--- DO THIS ---
Go through the listing beneath this task and return every line that carries the string "ceremony".

--- RECORDS FOR THE TASK ---
»»

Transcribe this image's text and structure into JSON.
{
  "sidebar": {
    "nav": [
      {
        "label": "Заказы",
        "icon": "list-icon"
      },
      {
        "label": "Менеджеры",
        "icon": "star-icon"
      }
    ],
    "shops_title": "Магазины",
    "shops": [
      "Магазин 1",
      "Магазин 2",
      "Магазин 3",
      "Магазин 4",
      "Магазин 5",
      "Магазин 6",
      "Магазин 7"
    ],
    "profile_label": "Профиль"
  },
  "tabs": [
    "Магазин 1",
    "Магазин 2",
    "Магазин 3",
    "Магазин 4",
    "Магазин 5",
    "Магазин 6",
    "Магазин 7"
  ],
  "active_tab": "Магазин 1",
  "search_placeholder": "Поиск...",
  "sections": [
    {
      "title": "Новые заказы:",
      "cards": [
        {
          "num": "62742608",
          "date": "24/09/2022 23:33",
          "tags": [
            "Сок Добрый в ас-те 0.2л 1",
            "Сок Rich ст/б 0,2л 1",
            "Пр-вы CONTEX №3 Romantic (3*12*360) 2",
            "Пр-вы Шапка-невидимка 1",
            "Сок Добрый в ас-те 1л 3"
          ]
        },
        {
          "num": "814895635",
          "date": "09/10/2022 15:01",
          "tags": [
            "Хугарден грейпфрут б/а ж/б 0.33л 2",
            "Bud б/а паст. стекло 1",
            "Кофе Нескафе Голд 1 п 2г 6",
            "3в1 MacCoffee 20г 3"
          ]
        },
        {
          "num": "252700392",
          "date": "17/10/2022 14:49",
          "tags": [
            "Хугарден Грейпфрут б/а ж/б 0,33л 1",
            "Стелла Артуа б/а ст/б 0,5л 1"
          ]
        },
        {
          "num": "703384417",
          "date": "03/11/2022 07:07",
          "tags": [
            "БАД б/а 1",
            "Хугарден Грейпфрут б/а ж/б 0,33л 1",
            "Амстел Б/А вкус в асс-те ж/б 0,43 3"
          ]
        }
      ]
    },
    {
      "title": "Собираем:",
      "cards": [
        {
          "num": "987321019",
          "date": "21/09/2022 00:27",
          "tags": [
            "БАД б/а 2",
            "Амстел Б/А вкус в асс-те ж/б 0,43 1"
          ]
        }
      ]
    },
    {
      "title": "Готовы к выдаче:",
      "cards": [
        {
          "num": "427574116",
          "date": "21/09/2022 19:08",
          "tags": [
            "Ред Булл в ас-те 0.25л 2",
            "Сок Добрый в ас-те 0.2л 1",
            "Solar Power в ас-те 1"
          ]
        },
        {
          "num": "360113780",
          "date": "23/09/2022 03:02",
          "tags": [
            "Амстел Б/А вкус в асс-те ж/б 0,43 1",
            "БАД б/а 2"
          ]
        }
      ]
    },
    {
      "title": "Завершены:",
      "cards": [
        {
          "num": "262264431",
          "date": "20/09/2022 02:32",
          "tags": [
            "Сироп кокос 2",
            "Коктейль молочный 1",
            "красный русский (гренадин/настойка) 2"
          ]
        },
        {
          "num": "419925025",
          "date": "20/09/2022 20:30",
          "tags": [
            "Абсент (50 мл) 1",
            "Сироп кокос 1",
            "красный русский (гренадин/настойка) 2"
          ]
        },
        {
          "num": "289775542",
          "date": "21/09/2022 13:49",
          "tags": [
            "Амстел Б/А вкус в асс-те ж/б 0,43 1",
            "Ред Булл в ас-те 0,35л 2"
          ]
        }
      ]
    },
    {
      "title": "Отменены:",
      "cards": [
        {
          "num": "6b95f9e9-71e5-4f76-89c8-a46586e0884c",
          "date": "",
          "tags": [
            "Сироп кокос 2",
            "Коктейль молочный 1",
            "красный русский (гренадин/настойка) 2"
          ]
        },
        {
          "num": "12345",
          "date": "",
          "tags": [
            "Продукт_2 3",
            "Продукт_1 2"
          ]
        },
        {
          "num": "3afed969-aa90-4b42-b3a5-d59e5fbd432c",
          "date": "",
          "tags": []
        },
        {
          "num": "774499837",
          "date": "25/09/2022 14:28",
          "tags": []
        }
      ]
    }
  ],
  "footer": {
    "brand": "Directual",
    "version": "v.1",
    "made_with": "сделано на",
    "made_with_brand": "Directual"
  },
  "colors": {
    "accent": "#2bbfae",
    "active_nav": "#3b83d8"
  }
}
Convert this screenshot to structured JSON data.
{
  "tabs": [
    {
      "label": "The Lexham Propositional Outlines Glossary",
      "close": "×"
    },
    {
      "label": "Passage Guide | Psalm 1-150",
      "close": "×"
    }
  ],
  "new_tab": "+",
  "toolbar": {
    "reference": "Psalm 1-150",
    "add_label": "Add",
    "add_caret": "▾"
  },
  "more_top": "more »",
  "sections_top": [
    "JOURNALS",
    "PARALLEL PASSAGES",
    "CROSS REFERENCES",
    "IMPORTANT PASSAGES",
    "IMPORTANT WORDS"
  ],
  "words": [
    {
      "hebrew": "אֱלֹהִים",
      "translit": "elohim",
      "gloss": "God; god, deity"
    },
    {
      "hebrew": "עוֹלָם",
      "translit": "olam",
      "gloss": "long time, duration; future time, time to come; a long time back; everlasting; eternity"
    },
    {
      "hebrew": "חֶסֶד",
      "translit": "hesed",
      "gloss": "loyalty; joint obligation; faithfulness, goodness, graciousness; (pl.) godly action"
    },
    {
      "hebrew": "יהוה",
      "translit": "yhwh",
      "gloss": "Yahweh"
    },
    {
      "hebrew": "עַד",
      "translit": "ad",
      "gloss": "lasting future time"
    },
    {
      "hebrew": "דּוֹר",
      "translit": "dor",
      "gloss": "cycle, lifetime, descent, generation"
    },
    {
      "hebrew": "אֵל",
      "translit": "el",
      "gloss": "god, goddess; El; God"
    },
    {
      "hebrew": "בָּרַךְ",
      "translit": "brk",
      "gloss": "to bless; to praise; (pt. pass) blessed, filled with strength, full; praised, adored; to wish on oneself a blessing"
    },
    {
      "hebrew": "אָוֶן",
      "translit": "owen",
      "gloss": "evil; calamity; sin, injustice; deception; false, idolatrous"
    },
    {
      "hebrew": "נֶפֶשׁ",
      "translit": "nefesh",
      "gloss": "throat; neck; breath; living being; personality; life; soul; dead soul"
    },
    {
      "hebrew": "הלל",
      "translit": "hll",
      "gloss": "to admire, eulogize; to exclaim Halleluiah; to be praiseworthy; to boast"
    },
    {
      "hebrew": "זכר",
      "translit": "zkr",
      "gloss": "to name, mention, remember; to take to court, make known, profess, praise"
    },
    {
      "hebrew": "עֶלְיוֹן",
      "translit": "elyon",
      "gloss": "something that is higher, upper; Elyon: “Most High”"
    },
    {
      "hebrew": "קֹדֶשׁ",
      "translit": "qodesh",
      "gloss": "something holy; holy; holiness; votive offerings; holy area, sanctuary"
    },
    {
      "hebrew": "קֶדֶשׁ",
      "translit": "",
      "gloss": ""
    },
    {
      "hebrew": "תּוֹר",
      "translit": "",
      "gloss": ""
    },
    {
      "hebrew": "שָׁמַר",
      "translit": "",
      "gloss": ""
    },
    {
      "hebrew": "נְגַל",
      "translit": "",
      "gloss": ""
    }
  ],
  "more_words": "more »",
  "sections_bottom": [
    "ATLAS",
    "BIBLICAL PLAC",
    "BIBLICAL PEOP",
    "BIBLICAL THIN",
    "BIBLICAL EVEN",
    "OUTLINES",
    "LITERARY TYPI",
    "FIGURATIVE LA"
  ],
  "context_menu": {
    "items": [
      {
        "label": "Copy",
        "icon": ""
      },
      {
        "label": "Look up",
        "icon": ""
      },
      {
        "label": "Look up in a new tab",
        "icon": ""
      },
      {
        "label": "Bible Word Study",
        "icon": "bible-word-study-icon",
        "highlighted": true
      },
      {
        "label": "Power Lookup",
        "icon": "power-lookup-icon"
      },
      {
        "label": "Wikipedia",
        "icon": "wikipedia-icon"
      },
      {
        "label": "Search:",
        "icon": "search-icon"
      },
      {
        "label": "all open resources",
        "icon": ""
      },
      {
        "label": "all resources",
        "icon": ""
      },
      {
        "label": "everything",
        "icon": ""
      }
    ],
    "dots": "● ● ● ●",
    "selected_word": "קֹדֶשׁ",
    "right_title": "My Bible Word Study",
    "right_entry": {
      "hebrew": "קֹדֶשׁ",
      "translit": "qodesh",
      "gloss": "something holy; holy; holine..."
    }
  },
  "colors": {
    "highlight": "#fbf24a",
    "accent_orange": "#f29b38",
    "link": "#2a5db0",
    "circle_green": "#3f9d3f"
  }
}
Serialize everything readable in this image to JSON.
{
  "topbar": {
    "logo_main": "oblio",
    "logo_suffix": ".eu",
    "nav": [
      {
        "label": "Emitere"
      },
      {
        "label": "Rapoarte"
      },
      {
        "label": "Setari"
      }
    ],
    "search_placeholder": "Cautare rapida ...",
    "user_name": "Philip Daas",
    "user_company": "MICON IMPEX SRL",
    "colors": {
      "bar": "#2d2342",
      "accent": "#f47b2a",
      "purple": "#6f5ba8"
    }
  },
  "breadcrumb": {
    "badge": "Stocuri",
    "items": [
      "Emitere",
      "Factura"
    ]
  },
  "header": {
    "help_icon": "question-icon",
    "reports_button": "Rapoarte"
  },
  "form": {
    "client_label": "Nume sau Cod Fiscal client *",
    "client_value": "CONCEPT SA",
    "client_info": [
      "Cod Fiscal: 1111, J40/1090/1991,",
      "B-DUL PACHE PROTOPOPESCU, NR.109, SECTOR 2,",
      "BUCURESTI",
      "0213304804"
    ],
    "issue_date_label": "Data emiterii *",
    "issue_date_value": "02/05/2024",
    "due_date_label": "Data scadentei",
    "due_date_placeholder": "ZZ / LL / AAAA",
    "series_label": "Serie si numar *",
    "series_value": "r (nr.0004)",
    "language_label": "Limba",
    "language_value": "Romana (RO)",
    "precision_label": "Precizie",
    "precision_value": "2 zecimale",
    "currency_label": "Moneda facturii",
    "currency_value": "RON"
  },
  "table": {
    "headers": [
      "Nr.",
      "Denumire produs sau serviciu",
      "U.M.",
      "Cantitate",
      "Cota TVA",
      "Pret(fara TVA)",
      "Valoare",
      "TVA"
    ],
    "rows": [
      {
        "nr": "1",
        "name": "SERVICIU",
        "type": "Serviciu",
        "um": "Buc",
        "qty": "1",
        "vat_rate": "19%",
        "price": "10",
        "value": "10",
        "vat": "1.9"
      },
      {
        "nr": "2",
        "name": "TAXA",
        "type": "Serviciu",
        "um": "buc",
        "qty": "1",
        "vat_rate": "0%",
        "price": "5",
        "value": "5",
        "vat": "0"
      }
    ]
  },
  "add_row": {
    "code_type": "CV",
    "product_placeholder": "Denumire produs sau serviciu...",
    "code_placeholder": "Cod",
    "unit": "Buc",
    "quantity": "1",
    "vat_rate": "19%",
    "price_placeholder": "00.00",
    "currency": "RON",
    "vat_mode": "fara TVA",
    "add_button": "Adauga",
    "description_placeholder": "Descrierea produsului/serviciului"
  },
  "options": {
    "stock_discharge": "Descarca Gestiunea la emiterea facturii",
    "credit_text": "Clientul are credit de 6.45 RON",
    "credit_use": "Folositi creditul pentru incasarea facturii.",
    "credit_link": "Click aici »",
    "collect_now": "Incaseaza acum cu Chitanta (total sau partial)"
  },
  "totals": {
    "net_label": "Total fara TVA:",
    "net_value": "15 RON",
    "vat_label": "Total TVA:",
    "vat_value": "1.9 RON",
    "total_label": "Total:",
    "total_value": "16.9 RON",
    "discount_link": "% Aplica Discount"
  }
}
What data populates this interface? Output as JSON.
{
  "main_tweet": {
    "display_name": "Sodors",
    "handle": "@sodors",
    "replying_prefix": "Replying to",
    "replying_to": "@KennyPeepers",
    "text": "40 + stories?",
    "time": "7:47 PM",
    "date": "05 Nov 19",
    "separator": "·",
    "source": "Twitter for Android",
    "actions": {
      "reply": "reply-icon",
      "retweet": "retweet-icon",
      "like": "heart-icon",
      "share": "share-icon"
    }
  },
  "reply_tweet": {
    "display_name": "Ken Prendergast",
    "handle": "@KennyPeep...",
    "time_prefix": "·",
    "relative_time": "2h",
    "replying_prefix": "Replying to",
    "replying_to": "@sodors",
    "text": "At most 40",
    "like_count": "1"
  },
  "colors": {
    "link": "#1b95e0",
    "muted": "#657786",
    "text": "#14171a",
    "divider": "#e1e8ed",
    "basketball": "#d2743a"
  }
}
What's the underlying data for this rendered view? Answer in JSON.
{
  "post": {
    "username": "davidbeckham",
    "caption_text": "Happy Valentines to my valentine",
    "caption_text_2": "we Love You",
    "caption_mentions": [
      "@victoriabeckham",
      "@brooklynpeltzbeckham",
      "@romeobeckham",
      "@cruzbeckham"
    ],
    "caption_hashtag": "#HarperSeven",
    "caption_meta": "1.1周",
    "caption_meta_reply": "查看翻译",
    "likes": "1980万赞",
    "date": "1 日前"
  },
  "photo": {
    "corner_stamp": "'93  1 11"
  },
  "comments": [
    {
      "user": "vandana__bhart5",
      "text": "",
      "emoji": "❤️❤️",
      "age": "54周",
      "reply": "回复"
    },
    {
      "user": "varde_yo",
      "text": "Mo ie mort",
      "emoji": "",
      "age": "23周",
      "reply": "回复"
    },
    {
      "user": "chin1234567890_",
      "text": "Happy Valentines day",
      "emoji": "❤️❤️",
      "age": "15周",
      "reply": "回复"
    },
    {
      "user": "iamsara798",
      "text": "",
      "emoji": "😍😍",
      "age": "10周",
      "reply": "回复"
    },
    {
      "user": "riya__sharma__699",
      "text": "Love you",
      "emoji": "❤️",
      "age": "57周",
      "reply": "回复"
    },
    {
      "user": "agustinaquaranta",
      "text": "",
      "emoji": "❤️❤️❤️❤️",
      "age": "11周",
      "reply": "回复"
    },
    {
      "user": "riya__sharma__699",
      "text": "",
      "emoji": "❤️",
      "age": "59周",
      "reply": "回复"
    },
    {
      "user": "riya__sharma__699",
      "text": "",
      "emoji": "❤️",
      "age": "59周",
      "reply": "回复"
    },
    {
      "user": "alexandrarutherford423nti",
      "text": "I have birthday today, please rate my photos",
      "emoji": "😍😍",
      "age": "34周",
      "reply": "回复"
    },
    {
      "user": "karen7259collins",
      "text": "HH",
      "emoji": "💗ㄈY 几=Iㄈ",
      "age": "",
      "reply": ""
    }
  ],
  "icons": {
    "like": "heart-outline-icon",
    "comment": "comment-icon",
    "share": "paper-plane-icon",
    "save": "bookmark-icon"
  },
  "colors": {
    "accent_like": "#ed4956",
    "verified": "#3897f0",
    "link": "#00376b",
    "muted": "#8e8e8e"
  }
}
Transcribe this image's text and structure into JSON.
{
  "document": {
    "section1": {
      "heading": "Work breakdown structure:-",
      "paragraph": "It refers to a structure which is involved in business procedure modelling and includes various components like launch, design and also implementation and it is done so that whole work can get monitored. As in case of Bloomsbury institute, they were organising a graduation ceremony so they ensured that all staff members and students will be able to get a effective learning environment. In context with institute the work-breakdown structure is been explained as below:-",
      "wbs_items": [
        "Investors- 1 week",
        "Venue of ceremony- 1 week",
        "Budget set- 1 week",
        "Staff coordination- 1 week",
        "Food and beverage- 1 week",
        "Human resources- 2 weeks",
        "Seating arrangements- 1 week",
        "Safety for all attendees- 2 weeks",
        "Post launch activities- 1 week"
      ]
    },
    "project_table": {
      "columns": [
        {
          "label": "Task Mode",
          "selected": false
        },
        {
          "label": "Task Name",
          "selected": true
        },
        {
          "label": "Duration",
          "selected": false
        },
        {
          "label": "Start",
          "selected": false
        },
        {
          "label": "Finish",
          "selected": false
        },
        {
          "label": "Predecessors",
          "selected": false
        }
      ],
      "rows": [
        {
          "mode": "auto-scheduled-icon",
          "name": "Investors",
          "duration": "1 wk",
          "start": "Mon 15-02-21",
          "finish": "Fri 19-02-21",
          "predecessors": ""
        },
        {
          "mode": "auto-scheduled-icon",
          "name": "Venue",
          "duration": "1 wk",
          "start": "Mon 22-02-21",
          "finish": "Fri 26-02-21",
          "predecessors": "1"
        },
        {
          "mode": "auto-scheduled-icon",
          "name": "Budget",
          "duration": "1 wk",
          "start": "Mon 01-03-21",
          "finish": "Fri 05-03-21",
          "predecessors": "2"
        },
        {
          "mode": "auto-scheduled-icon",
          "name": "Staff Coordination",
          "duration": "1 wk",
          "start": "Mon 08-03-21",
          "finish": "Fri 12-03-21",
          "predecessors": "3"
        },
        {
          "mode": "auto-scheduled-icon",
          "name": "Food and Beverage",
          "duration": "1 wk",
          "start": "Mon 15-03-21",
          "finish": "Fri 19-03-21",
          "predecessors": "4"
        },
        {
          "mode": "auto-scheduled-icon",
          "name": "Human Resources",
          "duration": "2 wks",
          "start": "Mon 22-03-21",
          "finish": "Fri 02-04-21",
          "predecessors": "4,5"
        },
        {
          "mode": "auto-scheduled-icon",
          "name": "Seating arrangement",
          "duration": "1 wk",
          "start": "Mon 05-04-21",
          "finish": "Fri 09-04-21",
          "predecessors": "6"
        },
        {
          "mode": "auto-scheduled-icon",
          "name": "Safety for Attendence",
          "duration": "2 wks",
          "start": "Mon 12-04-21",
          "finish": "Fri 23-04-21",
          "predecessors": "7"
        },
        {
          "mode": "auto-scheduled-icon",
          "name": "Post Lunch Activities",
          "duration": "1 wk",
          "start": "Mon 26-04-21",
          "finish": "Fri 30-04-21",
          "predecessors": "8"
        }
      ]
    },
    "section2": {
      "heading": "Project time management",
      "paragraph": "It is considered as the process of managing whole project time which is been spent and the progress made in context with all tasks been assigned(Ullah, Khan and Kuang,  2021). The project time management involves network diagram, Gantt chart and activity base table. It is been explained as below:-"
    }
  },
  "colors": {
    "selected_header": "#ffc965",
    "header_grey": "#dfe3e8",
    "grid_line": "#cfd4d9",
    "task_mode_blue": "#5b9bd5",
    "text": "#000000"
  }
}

««

--- EXERCISE SOLUTION ---
      "paragraph": "It refers to a structure which is involved in business procedure modelling and includes various components like launch, design and also implementation and it is done so that whole work can get monitored. As in case of Bloomsbury institute, they were organising a graduation ceremony so they ensured that all staff members and students will be able to get a effective learning environment. In context with institute the work-breakdown structure is been explained as below:-",
        "Venue of ceremony- 1 week",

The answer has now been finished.